Saved data entries
• • • • •

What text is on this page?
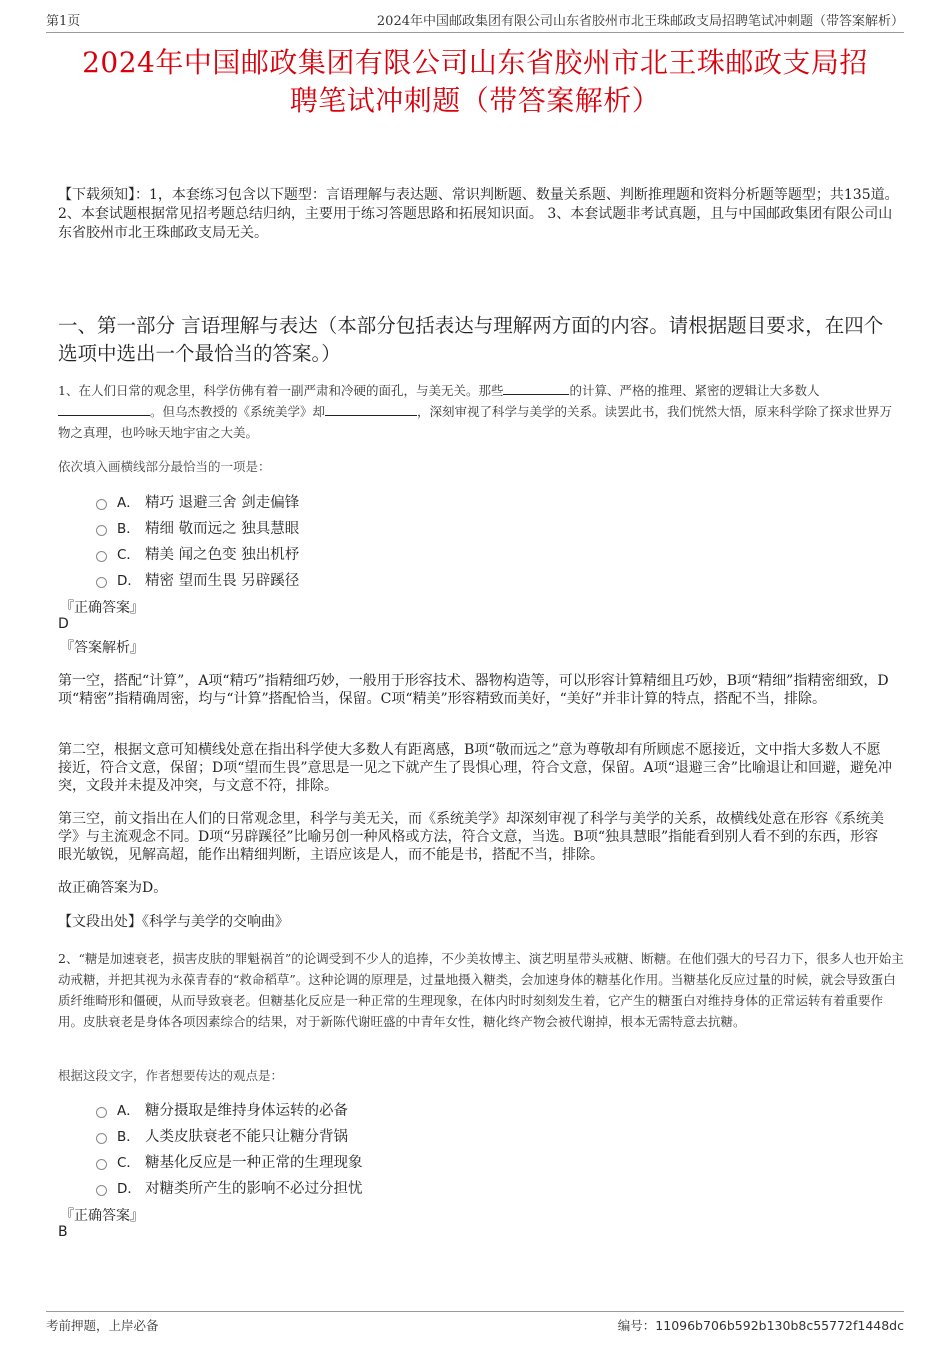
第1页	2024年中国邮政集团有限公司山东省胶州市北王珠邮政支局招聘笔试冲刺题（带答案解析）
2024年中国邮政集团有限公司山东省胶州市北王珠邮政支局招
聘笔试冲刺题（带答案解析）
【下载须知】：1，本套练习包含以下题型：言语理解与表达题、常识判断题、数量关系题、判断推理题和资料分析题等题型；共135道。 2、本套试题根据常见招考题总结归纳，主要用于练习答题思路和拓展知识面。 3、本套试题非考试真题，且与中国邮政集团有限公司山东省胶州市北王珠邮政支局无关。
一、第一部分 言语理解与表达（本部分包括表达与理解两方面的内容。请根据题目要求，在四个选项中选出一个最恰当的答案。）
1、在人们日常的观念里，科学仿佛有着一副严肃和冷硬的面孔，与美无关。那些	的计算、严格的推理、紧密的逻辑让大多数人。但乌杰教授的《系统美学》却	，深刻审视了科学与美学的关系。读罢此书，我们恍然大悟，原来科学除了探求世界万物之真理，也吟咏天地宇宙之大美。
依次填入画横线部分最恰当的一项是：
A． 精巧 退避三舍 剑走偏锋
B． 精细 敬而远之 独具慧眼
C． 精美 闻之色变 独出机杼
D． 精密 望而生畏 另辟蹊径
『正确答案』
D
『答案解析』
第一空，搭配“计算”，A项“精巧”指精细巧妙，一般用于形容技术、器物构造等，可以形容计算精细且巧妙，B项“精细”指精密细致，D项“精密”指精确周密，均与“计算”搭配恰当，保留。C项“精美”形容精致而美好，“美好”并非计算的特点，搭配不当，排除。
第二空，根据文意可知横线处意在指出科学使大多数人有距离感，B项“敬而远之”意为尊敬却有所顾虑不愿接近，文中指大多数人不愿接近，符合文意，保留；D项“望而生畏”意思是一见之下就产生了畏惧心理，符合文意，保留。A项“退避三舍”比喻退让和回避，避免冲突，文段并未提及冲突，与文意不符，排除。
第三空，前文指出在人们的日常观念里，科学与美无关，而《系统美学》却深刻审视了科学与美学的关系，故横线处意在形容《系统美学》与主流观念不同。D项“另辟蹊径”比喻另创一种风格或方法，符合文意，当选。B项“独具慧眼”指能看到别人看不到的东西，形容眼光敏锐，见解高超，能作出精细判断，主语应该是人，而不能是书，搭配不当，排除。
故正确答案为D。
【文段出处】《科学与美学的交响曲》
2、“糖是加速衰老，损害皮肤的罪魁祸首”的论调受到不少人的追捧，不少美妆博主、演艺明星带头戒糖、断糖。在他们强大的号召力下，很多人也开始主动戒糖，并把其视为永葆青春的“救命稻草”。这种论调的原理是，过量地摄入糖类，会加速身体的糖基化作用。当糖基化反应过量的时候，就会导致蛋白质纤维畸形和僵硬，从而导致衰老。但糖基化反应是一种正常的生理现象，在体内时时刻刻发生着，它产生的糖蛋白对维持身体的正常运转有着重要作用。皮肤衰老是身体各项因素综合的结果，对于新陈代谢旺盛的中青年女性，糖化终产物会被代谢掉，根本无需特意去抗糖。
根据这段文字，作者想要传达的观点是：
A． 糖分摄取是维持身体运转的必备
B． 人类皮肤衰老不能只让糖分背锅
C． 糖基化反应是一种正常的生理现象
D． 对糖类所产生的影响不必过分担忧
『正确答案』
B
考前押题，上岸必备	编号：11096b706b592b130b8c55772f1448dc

• • • • •

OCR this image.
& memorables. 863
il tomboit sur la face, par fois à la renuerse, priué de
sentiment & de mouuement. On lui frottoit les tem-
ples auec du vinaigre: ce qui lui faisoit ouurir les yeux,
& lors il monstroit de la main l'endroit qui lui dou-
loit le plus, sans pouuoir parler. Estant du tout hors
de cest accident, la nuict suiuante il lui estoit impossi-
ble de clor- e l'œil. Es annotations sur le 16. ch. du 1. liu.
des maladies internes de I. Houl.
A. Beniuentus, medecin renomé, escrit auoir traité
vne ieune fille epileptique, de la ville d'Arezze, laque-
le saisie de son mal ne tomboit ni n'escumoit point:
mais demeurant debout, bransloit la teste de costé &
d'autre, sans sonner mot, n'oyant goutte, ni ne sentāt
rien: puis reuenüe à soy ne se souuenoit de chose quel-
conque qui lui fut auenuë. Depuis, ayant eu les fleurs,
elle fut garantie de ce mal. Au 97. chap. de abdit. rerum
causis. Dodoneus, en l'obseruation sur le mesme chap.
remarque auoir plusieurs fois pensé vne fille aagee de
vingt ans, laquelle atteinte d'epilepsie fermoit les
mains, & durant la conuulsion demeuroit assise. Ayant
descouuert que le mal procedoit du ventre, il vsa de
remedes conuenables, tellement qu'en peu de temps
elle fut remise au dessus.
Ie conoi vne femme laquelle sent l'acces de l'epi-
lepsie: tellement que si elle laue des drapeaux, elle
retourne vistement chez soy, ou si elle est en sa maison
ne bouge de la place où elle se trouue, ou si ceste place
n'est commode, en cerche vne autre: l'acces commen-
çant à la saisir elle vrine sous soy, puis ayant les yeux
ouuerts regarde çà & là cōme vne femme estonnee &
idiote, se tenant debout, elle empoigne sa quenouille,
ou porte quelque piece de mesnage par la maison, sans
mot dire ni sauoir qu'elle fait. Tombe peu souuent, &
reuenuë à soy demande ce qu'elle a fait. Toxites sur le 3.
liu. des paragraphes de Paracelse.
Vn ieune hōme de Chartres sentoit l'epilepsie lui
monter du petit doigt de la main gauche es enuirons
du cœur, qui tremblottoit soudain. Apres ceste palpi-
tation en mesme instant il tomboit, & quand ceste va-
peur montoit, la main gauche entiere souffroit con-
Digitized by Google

• • • • •

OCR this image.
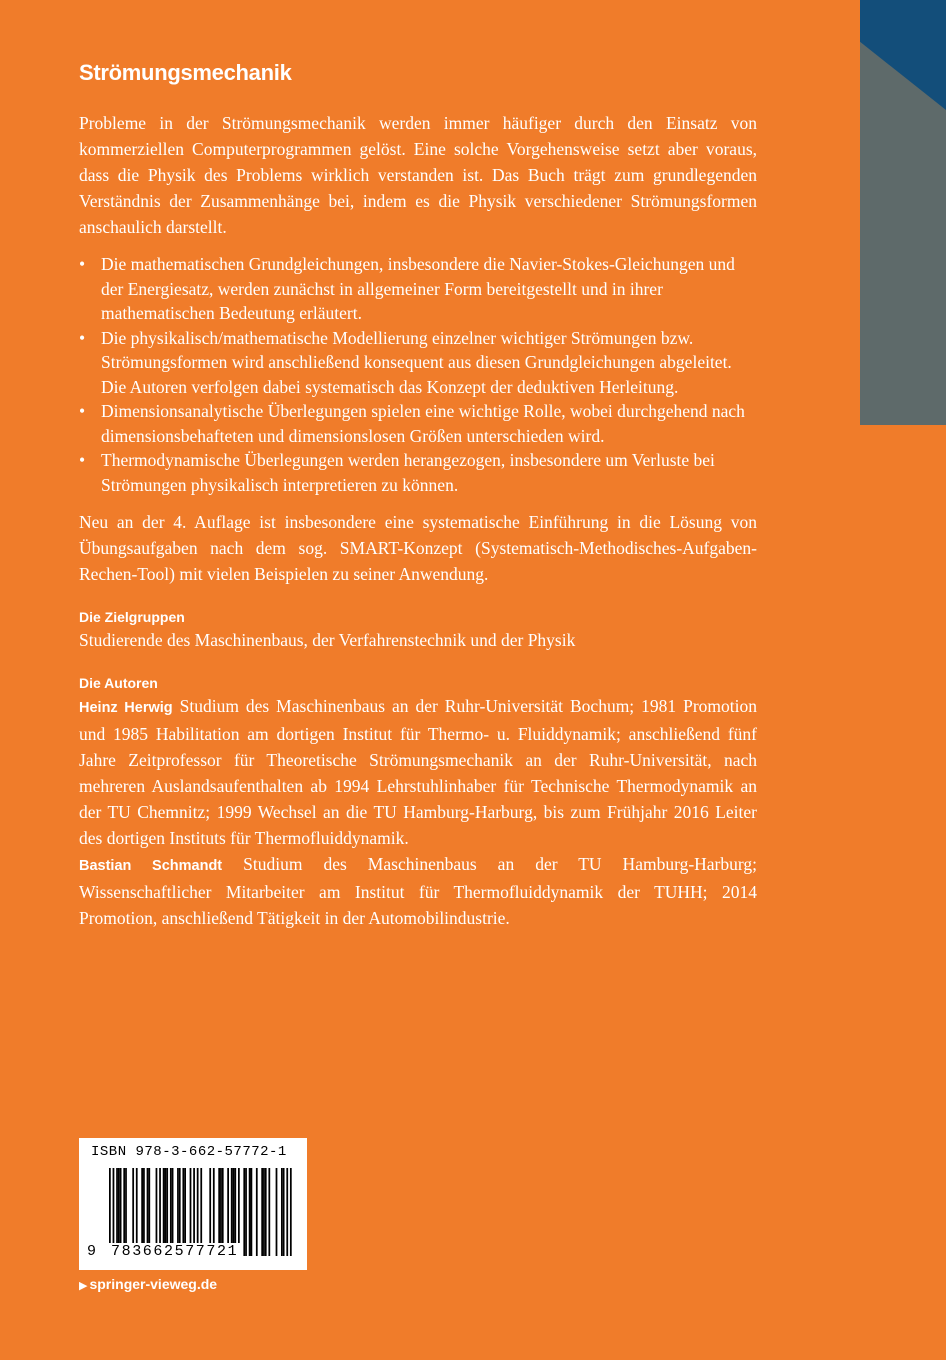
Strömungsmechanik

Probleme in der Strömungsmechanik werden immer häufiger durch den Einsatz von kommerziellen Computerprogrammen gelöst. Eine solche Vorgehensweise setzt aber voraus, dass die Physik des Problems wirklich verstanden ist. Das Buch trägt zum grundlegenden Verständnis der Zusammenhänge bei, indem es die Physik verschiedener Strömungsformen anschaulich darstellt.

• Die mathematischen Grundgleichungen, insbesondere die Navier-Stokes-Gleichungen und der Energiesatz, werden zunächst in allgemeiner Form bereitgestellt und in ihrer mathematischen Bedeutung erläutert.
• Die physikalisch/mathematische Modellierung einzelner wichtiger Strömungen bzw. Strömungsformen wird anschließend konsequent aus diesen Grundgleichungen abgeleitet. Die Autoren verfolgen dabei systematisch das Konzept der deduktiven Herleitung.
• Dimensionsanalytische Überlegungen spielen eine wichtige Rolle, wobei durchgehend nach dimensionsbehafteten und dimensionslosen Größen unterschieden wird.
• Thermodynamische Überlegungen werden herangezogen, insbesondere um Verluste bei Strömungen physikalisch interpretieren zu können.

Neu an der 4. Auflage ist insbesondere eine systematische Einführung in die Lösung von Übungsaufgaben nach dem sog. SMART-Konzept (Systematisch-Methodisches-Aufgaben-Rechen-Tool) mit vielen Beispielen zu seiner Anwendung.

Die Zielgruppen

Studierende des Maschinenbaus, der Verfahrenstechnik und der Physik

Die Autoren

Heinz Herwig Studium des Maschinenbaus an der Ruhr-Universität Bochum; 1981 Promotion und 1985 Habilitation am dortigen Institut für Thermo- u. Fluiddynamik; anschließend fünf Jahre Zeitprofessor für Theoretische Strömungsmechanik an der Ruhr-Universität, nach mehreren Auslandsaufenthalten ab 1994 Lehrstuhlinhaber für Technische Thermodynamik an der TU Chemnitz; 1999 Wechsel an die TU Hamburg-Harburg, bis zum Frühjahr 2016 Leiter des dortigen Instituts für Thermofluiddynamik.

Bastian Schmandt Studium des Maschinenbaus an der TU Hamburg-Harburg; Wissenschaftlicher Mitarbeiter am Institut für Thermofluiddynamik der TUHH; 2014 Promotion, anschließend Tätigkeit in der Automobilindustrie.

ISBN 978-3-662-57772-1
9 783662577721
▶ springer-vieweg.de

• • • • •

◆ Brief ◆
Find the word "autre" in the records and pull out each line that has it.

◆ Result for this exercise ◆
d'autre, sans sonner mot, n'oyant goutte, ni ne sentāt
n'est commode, en cerche vne autre: l'acces commen-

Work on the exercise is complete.